• **EXERCISE OBJECTIVE**
Copy each of the entries below faithfully, setting aside any pictures.

• **INFORMATION SUPPLIED**
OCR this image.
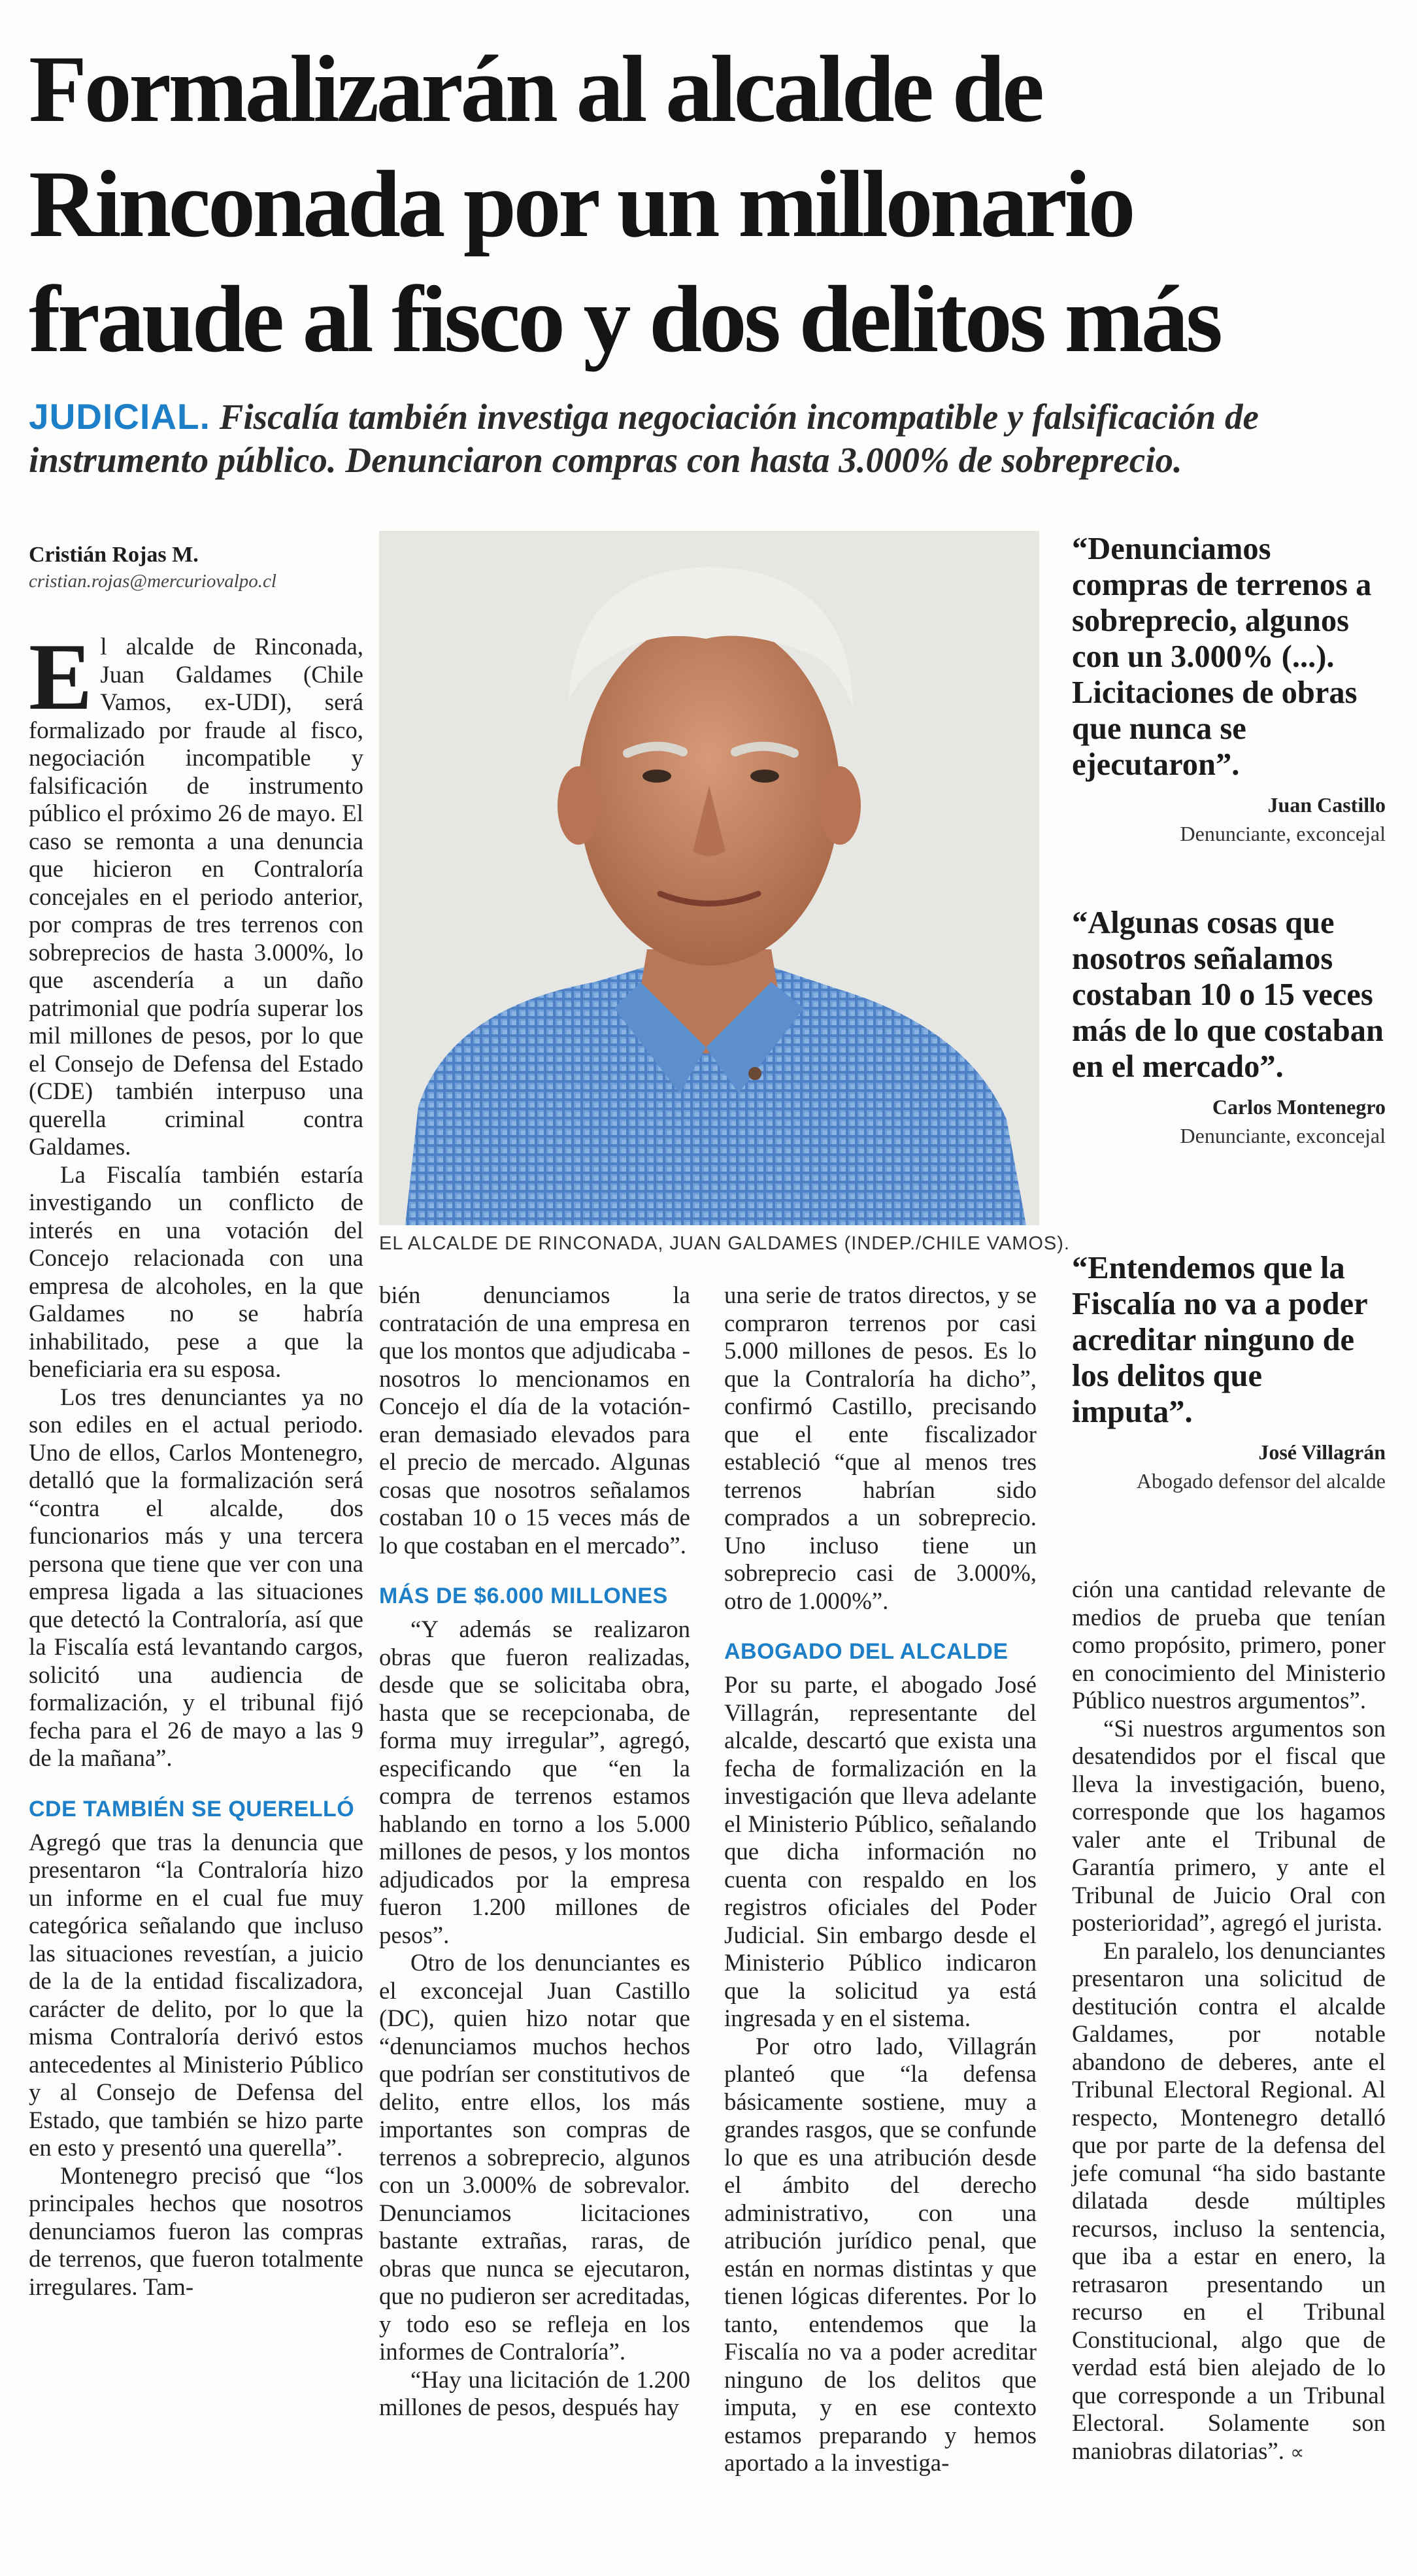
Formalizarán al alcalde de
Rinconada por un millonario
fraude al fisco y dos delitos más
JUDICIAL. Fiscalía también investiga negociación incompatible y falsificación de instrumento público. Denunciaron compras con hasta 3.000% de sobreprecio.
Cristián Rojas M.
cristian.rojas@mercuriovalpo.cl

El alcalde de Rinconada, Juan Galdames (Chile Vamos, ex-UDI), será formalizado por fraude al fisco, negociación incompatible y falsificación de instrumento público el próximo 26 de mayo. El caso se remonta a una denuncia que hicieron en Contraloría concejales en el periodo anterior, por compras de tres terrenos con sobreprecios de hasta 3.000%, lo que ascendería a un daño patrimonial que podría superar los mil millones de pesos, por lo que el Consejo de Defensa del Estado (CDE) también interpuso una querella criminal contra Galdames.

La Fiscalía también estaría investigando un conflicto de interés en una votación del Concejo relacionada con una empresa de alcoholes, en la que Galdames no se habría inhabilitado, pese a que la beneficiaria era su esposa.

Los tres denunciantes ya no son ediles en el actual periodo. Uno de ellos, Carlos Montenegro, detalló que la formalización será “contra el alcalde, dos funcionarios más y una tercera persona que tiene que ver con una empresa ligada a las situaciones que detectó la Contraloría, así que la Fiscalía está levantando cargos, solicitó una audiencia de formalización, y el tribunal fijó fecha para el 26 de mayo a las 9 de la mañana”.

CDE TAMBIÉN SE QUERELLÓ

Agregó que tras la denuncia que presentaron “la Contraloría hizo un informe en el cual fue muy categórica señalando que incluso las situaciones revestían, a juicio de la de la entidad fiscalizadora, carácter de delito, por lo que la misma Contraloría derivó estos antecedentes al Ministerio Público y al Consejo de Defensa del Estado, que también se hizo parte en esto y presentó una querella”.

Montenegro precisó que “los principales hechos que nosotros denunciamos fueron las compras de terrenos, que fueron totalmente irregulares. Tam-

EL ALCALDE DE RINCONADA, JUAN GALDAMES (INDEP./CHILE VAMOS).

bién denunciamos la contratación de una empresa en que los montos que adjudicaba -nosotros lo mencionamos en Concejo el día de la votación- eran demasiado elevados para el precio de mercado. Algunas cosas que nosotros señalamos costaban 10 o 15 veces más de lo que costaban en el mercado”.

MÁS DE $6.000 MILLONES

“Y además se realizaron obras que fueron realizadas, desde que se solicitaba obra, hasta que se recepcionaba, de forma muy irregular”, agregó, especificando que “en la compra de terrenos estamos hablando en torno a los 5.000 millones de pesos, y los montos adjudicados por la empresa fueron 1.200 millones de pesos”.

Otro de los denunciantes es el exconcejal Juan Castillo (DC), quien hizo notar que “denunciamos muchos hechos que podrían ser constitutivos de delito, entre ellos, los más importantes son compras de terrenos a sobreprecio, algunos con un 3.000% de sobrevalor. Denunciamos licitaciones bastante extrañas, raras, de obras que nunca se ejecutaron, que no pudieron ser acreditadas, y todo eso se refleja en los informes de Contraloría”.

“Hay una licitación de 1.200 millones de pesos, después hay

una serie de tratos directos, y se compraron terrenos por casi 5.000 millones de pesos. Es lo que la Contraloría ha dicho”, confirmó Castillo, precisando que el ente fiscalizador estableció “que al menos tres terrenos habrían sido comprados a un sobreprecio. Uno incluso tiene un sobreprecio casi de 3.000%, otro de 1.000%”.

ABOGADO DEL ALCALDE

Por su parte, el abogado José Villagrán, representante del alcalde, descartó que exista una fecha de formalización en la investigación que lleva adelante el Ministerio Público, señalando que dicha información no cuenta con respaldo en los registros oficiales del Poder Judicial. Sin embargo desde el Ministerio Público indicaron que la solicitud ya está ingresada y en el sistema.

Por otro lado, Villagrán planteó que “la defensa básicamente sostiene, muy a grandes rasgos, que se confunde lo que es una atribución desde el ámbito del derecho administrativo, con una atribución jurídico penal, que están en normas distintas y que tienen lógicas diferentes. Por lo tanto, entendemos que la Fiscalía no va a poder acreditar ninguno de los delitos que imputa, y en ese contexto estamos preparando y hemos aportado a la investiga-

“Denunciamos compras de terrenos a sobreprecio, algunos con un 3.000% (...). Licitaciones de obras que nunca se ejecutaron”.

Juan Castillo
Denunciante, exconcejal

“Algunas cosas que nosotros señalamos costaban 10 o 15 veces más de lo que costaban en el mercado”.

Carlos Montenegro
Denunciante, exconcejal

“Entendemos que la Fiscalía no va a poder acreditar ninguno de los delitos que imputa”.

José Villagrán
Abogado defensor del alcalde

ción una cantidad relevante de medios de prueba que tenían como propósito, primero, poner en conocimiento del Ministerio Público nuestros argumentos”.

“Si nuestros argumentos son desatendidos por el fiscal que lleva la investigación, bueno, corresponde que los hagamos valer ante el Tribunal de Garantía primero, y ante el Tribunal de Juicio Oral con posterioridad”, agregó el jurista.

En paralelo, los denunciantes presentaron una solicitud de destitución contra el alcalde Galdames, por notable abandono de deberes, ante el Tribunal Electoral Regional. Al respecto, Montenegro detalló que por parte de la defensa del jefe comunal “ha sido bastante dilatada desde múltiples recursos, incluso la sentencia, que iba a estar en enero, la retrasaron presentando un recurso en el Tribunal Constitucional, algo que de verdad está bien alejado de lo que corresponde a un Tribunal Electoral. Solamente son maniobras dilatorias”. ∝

• **RIGHT ANSWER**
OCR this image.
Formalizarán al alcalde de
Rinconada por un millonario
fraude al fisco y dos delitos más
JUDICIAL. Fiscalía también investiga negociación incompatible y falsificación de instrumento público. Denunciaron compras con hasta 3.000% de sobreprecio.
Cristián Rojas M.
cristian.rojas@mercuriovalpo.cl

El alcalde de Rinconada, Juan Galdames (Chile Vamos, ex-UDI), será formalizado por fraude al fisco, negociación incompatible y falsificación de instrumento público el próximo 26 de mayo. El caso se remonta a una denuncia que hicieron en Contraloría concejales en el periodo anterior, por compras de tres terrenos con sobreprecios de hasta 3.000%, lo que ascendería a un daño patrimonial que podría superar los mil millones de pesos, por lo que el Consejo de Defensa del Estado (CDE) también interpuso una querella criminal contra Galdames.

La Fiscalía también estaría investigando un conflicto de interés en una votación del Concejo relacionada con una empresa de alcoholes, en la que Galdames no se habría inhabilitado, pese a que la beneficiaria era su esposa.

Los tres denunciantes ya no son ediles en el actual periodo. Uno de ellos, Carlos Montenegro, detalló que la formalización será “contra el alcalde, dos funcionarios más y una tercera persona que tiene que ver con una empresa ligada a las situaciones que detectó la Contraloría, así que la Fiscalía está levantando cargos, solicitó una audiencia de formalización, y el tribunal fijó fecha para el 26 de mayo a las 9 de la mañana”.

CDE TAMBIÉN SE QUERELLÓ

Agregó que tras la denuncia que presentaron “la Contraloría hizo un informe en el cual fue muy categórica señalando que incluso las situaciones revestían, a juicio de la de la entidad fiscalizadora, carácter de delito, por lo que la misma Contraloría derivó estos antecedentes al Ministerio Público y al Consejo de Defensa del Estado, que también se hizo parte en esto y presentó una querella”.

Montenegro precisó que “los principales hechos que nosotros denunciamos fueron las compras de terrenos, que fueron totalmente irregulares. Tam-

EL ALCALDE DE RINCONADA, JUAN GALDAMES (INDEP./CHILE VAMOS).

bién denunciamos la contratación de una empresa en que los montos que adjudicaba -nosotros lo mencionamos en Concejo el día de la votación- eran demasiado elevados para el precio de mercado. Algunas cosas que nosotros señalamos costaban 10 o 15 veces más de lo que costaban en el mercado”.

MÁS DE $6.000 MILLONES

“Y además se realizaron obras que fueron realizadas, desde que se solicitaba obra, hasta que se recepcionaba, de forma muy irregular”, agregó, especificando que “en la compra de terrenos estamos hablando en torno a los 5.000 millones de pesos, y los montos adjudicados por la empresa fueron 1.200 millones de pesos”.

Otro de los denunciantes es el exconcejal Juan Castillo (DC), quien hizo notar que “denunciamos muchos hechos que podrían ser constitutivos de delito, entre ellos, los más importantes son compras de terrenos a sobreprecio, algunos con un 3.000% de sobrevalor. Denunciamos licitaciones bastante extrañas, raras, de obras que nunca se ejecutaron, que no pudieron ser acreditadas, y todo eso se refleja en los informes de Contraloría”.

“Hay una licitación de 1.200 millones de pesos, después hay

una serie de tratos directos, y se compraron terrenos por casi 5.000 millones de pesos. Es lo que la Contraloría ha dicho”, confirmó Castillo, precisando que el ente fiscalizador estableció “que al menos tres terrenos habrían sido comprados a un sobreprecio. Uno incluso tiene un sobreprecio casi de 3.000%, otro de 1.000%”.

ABOGADO DEL ALCALDE

Por su parte, el abogado José Villagrán, representante del alcalde, descartó que exista una fecha de formalización en la investigación que lleva adelante el Ministerio Público, señalando que dicha información no cuenta con respaldo en los registros oficiales del Poder Judicial. Sin embargo desde el Ministerio Público indicaron que la solicitud ya está ingresada y en el sistema.

Por otro lado, Villagrán planteó que “la defensa básicamente sostiene, muy a grandes rasgos, que se confunde lo que es una atribución desde el ámbito del derecho administrativo, con una atribución jurídico penal, que están en normas distintas y que tienen lógicas diferentes. Por lo tanto, entendemos que la Fiscalía no va a poder acreditar ninguno de los delitos que imputa, y en ese contexto estamos preparando y hemos aportado a la investiga-

“Denunciamos compras de terrenos a sobreprecio, algunos con un 3.000% (...). Licitaciones de obras que nunca se ejecutaron”.

Juan Castillo
Denunciante, exconcejal

“Algunas cosas que nosotros señalamos costaban 10 o 15 veces más de lo que costaban en el mercado”.

Carlos Montenegro
Denunciante, exconcejal

“Entendemos que la Fiscalía no va a poder acreditar ninguno de los delitos que imputa”.

José Villagrán
Abogado defensor del alcalde

ción una cantidad relevante de medios de prueba que tenían como propósito, primero, poner en conocimiento del Ministerio Público nuestros argumentos”.

“Si nuestros argumentos son desatendidos por el fiscal que lleva la investigación, bueno, corresponde que los hagamos valer ante el Tribunal de Garantía primero, y ante el Tribunal de Juicio Oral con posterioridad”, agregó el jurista.

En paralelo, los denunciantes presentaron una solicitud de destitución contra el alcalde Galdames, por notable abandono de deberes, ante el Tribunal Electoral Regional. Al respecto, Montenegro detalló que por parte de la defensa del jefe comunal “ha sido bastante dilatada desde múltiples recursos, incluso la sentencia, que iba a estar en enero, la retrasaron presentando un recurso en el Tribunal Constitucional, algo que de verdad está bien alejado de lo que corresponde a un Tribunal Electoral. Solamente son maniobras dilatorias”. ∝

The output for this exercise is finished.